- _INSTRUCTIONS FOR THE TASK_: Check each line below for the word "image", and copy those that have it.

Part of a data file
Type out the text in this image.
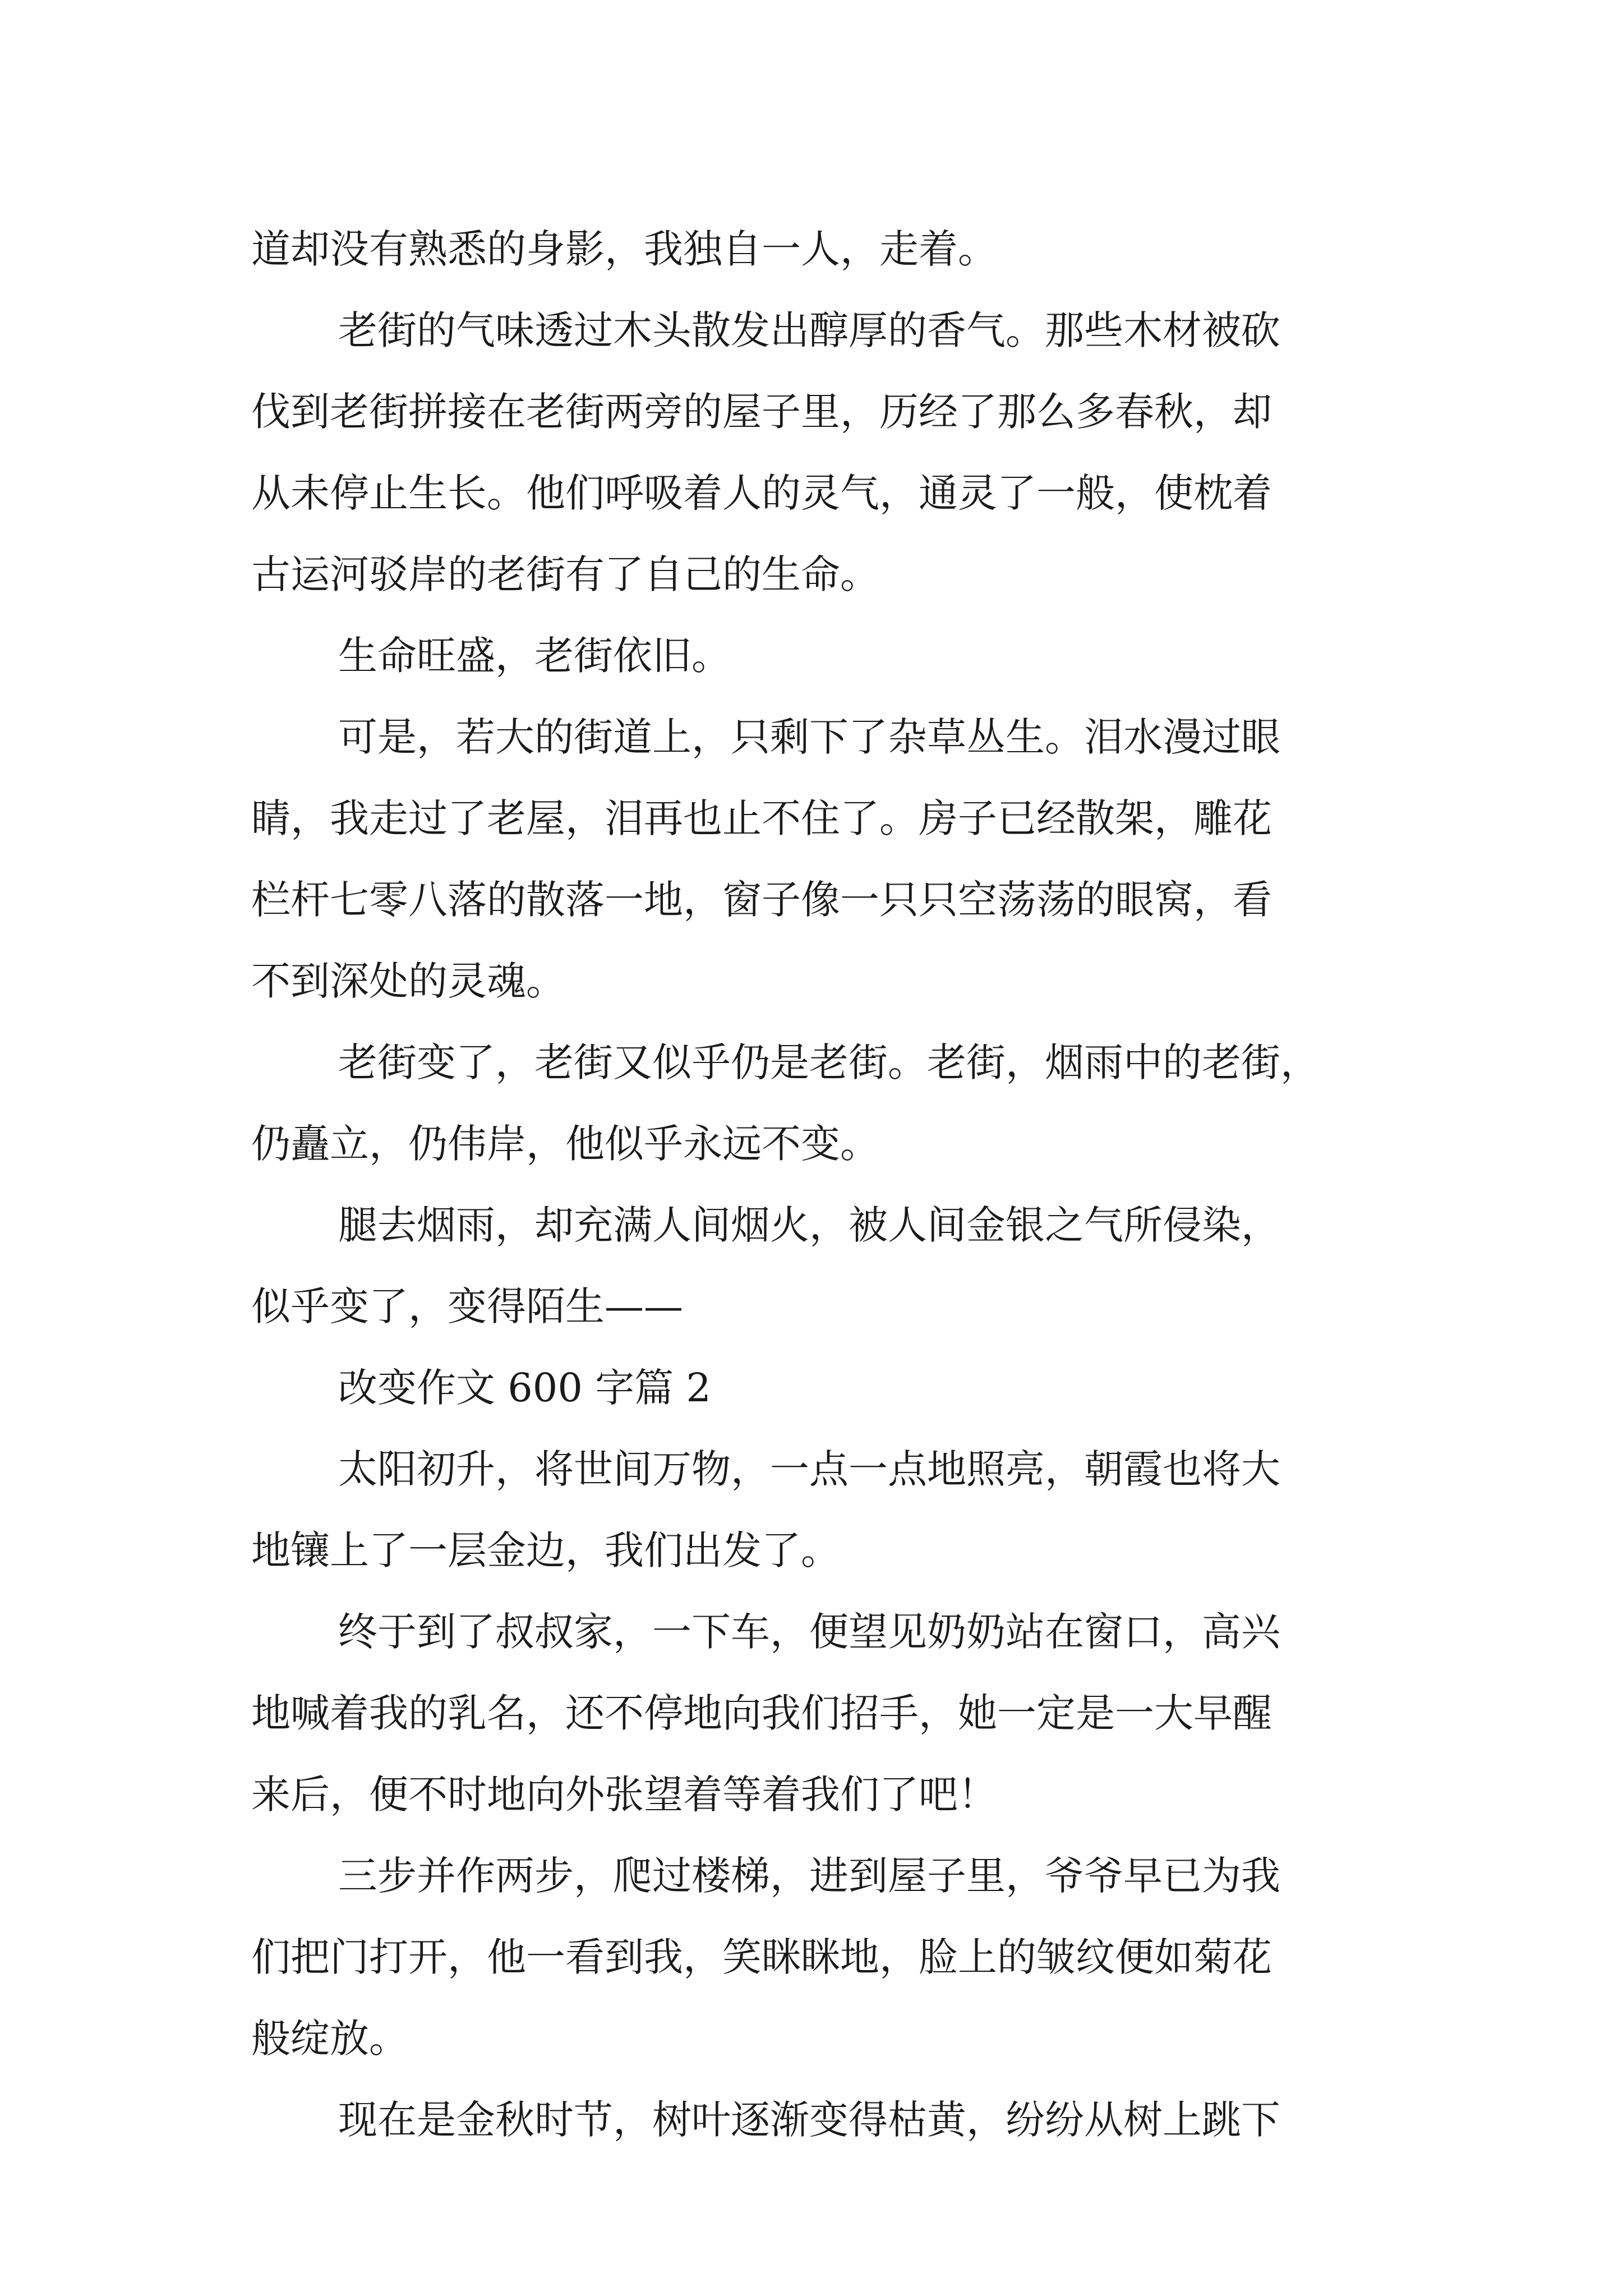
道却没有熟悉的身影，我独自一人，走着。
老街的气味透过木头散发出醇厚的香气。那些木材被砍
伐到老街拼接在老街两旁的屋子里，历经了那么多春秋，却
从未停止生长。他们呼吸着人的灵气，通灵了一般，使枕着
古运河驳岸的老街有了自己的生命。
生命旺盛，老街依旧。
可是，若大的街道上，只剩下了杂草丛生。泪水漫过眼
睛，我走过了老屋，泪再也止不住了。房子已经散架，雕花
栏杆七零八落的散落一地，窗子像一只只空荡荡的眼窝，看
不到深处的灵魂。
老街变了，老街又似乎仍是老街。老街，烟雨中的老街，
仍矗立，仍伟岸，他似乎永远不变。
腿去烟雨，却充满人间烟火，被人间金银之气所侵染，
似乎变了，变得陌生——
改变作文 600 字篇 2
太阳初升，将世间万物，一点一点地照亮，朝霞也将大
地镶上了一层金边，我们出发了。
终于到了叔叔家，一下车，便望见奶奶站在窗口，高兴
地喊着我的乳名，还不停地向我们招手，她一定是一大早醒
来后，便不时地向外张望着等着我们了吧！
三步并作两步，爬过楼梯，进到屋子里，爷爷早已为我
们把门打开，他一看到我，笑眯眯地，脸上的皱纹便如菊花
般绽放。
现在是金秋时节，树叶逐渐变得枯黄，纷纷从树上跳下
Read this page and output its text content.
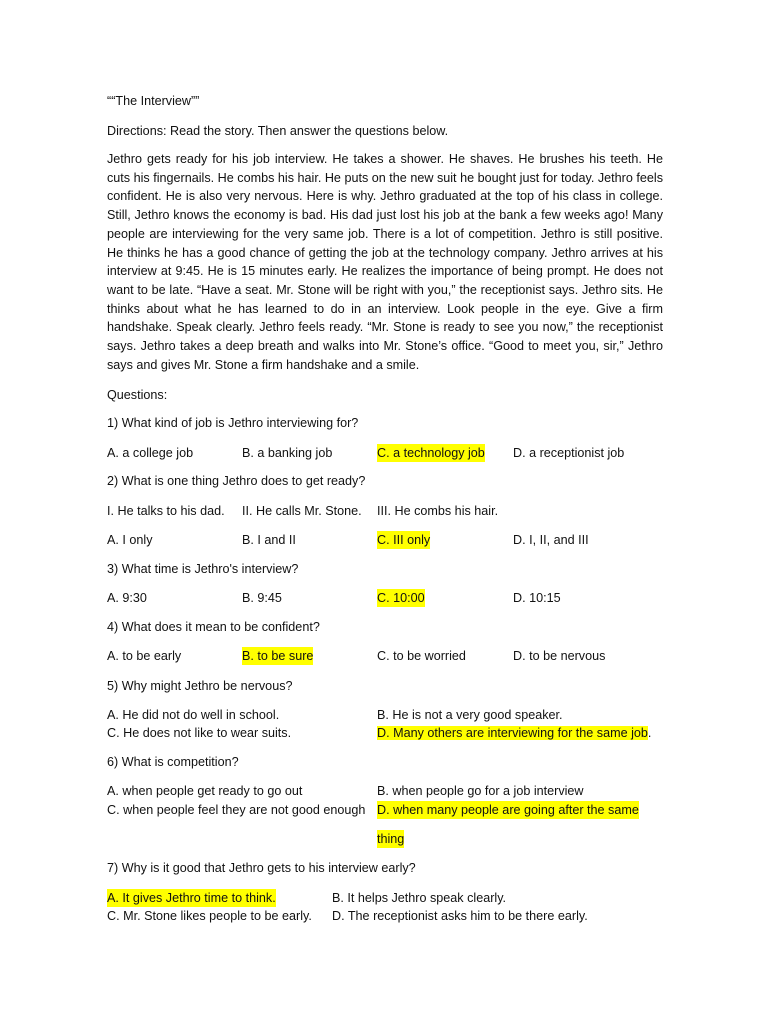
““The Interview””
Directions: Read the story. Then answer the questions below.
Jethro gets ready for his job interview. He takes a shower. He shaves. He brushes his teeth. He cuts his fingernails. He combs his hair. He puts on the new suit he bought just for today. Jethro feels confident. He is also very nervous. Here is why. Jethro graduated at the top of his class in college. Still, Jethro knows the economy is bad. His dad just lost his job at the bank a few weeks ago! Many people are interviewing for the very same job. There is a lot of competition. Jethro is still positive. He thinks he has a good chance of getting the job at the technology company. Jethro arrives at his interview at 9:45. He is 15 minutes early. He realizes the importance of being prompt. He does not want to be late. “Have a seat. Mr. Stone will be right with you,” the receptionist says. Jethro sits. He thinks about what he has learned to do in an interview. Look people in the eye. Give a firm handshake. Speak clearly. Jethro feels ready. “Mr. Stone is ready to see you now,” the receptionist says. Jethro takes a deep breath and walks into Mr. Stone’s office. “Good to meet you, sir,” Jethro says and gives Mr. Stone a firm handshake and a smile.
Questions:
1) What kind of job is Jethro interviewing for?
A. a college job	B. a banking job	C. a technology job D. a receptionist job
2) What is one thing Jethro does to get ready?
I. He talks to his dad. II. He calls Mr. Stone. III. He combs his hair.
A. I only	B. I and II	C. III only	D. I, II, and III
3) What time is Jethro's interview?
A. 9:30	B. 9:45	C. 10:00	D. 10:15
4) What does it mean to be confident?
A. to be early	B. to be sure	C. to be worried	D. to be nervous
5) Why might Jethro be nervous?
A. He did not do well in school.	B. He is not a very good speaker.
C. He does not like to wear suits.	D. Many others are interviewing for the same job.
6) What is competition?
A. when people get ready to go out	B. when people go for a job interview
C. when people feel they are not good enough D. when many people are going after the same
thing
7) Why is it good that Jethro gets to his interview early?
A. It gives Jethro time to think.	B. It helps Jethro speak clearly.
C. Mr. Stone likes people to be early. D. The receptionist asks him to be there early.
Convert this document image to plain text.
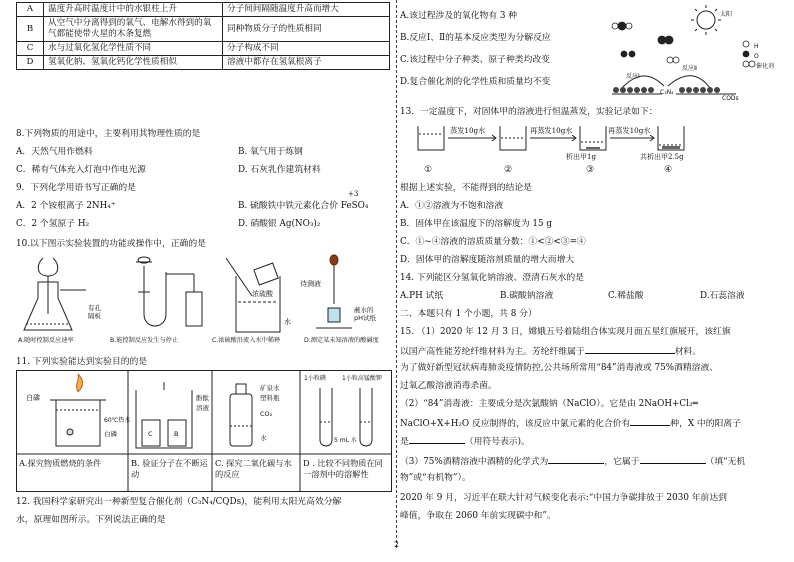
A	温度升高时温度计中的水银柱上升	分子间间隔随温度升高而增大
B	从空气中分离得到的氧气、电解水得到的氧气都能使带火星的木条复燃	同种物质分子的性质相同
C	水与过氧化氢化学性质不同	分子构成不同
D	氢氧化钠、氢氧化钙化学性质相似	溶液中都存在氢氧根离子
8.下列物质的用途中，主要利用其物理性质的是
A．天然气用作燃料	B. 氧气用于炼钢
C．稀有气体充入灯泡中作电光源	D. 石灰乳作建筑材料
9．下列化学用语书写正确的是
A．2 个铵根离子 2NH₄⁺	B. 硫酸铁中铁元素化合价 FeSO₄
+3
C．2 个氢原子 H₂	D. 硝酸银 Ag(NO₃)₂
10.以下图示实验装置的功能或操作中，正确的是
有孔
隔板
浓硫酸
水
待测液
蘸水的
pH试纸
A.随时控制反应速率	B.能控制反应发生与停止	C.浓硫酸沿流入水中稀释	D.测定某未知溶液的酸碱度
11. 下列实验能达到实验目的的是
白磷
60℃热水
白磷
酚酞
溶液
C	B
矿泉水
塑料瓶
CO₂
水
1小粒碘	1小粒高锰酸钾
5 mL 水
A.探究物质燃烧的条件	B. 验证分子在不断运动
C. 探究二氧化碳与水的反应
D . 比较不同物质在同一溶剂中的溶解性
12. 我国科学家研究出一种新型复合催化剂（C₃N₄/CQDs)，能利用太阳光高效分解
水，原理如图所示。下列说法正确的是
A.该过程涉及的氧化物有 3 种
B.反应Ⅰ、Ⅱ的基本反应类型为分解反应
C.该过程中分子种类、原子种类均改变
D.复合催化剂的化学性质和质量均不变
太阳
H
O
催化剂
反应Ⅰ
反应Ⅱ
C₃N₄
CQDs
13．一定温度下，对固体甲的溶液进行恒温蒸发，实验记录如下：
蒸发10g水	再蒸发10g水	再蒸发10g水
析出甲1g	共析出甲2.5g
①	②	③	④
根据上述实验，不能得到的结论是
A．①②溶液为不饱和溶液
B．固体甲在该温度下的溶解度为 15 g
C．①~④溶液的溶质质量分数：①<②<③=④
D．固体甲的溶解度随溶剂质量的增大而增大
14. 下列能区分氢氧化钠溶液、澄清石灰水的是
A.PH 试纸	B.碳酸钠溶液	C.稀盐酸	D.石蕊溶液
二、本题只有 1 个小题，共 8 分）
15. （1）2020 年 12 月 3 日，嫦娥五号着陆组合体实现月面五星红旗展开，该红旗
以国产高性能芳纶纤维材料为主。芳纶纤维属于	材料。
为了做好新型冠状病毒肺炎疫情防控,公共场所常用“84”消毒液或 75%酒精溶液、
过氧乙酸溶液消毒杀菌。
（2）“84”消毒液：主要成分是次氯酸钠（NaClO）。它是由 2NaOH+Cl₂═
NaClO+X+H₂O 反应制得的，该反应中氯元素的化合价有	种，X 中的阳离子
是	（用符号表示)。
（3）75%酒精溶液中酒精的化学式为	，它属于	（填“无机
物”或“有机物”）。
2020 年 9 月，习近平在联大针对气候变化表示:“中国力争碳排放于 2030 年前达到
峰值，争取在 2060 年前实现碳中和”。
2
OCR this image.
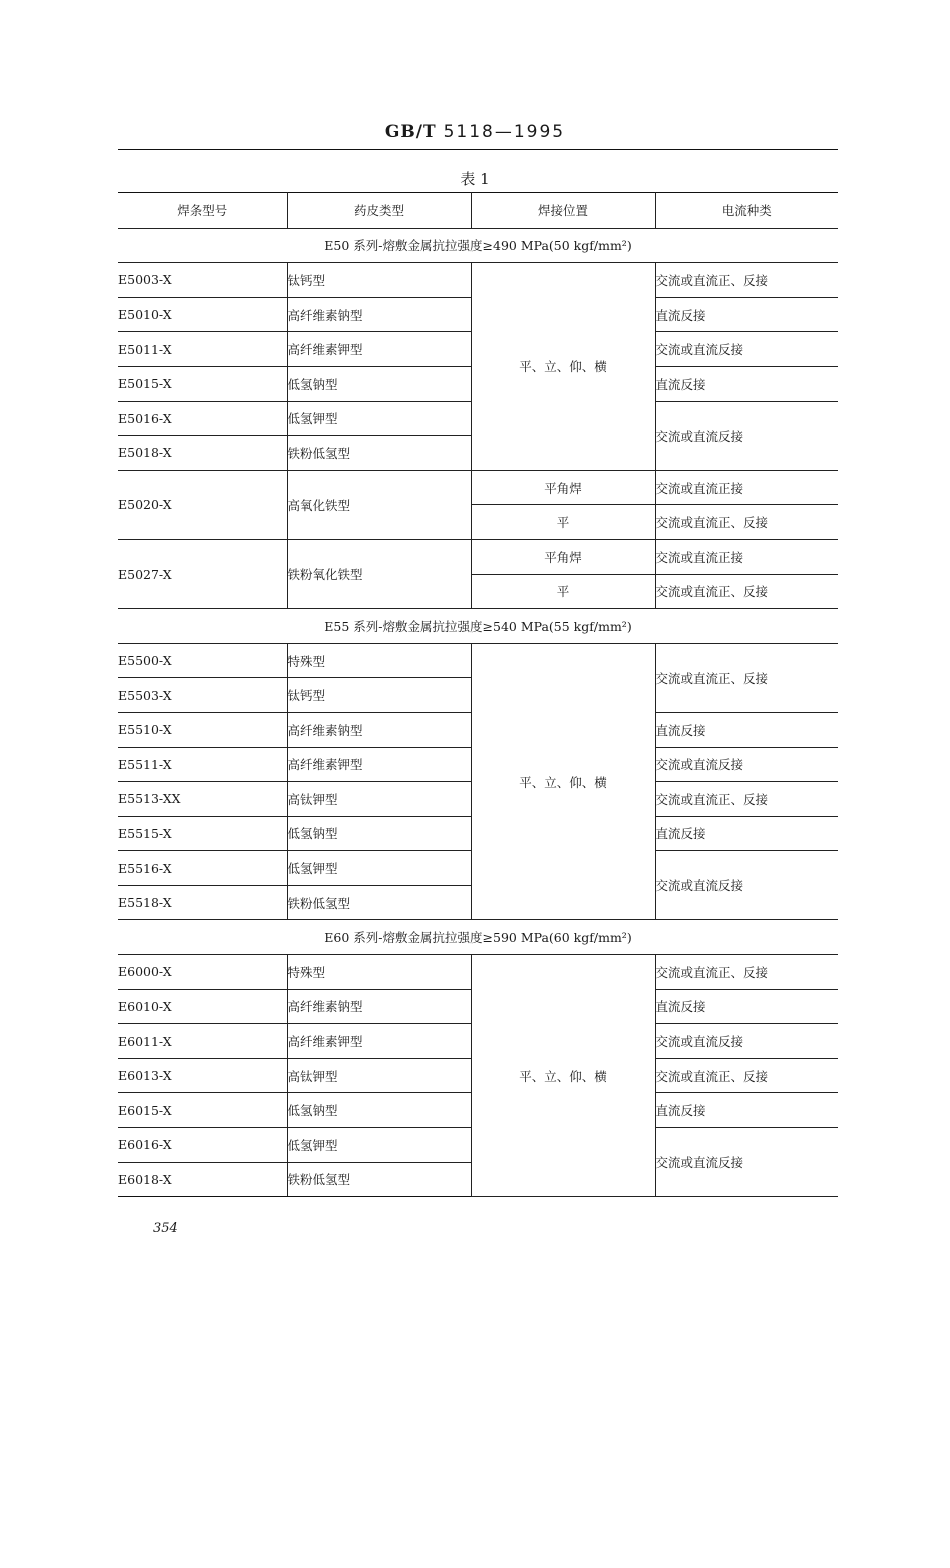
GB/T 5118—1995
表 1
焊条型号	药皮类型	焊接位置	电流种类
E50 系列-熔敷金属抗拉强度≥490 MPa(50 kgf/mm²)			
E5003-X	钛钙型	平、立、仰、横	交流或直流正、反接
E5010-X	高纤维素钠型		直流反接
E5011-X	高纤维素钾型		交流或直流反接
E5015-X	低氢钠型		直流反接
E5016-X	低氢钾型		交流或直流反接
E5018-X	铁粉低氢型		
E5020-X	高氧化铁型	平角焊	交流或直流正接
		平	交流或直流正、反接
E5027-X	铁粉氧化铁型	平角焊	交流或直流正接
		平	交流或直流正、反接
E55 系列-熔敷金属抗拉强度≥540 MPa(55 kgf/mm²)			
E5500-X	特殊型	平、立、仰、横	交流或直流正、反接
E5503-X	钛钙型		
E5510-X	高纤维素钠型		直流反接
E5511-X	高纤维素钾型		交流或直流反接
E5513-XX	高钛钾型		交流或直流正、反接
E5515-X	低氢钠型		直流反接
E5516-X	低氢钾型		交流或直流反接
E5518-X	铁粉低氢型		
E60 系列-熔敷金属抗拉强度≥590 MPa(60 kgf/mm²)			
E6000-X	特殊型	平、立、仰、横	交流或直流正、反接
E6010-X	高纤维素钠型		直流反接
E6011-X	高纤维素钾型		交流或直流反接
E6013-X	高钛钾型		交流或直流正、反接
E6015-X	低氢钠型		直流反接
E6016-X	低氢钾型		交流或直流反接
E6018-X	铁粉低氢型		
354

- _ANSWER TO THIS EXERCISE_:
Type out the text in this image.
Convert this document image to plain text.
OCR this image.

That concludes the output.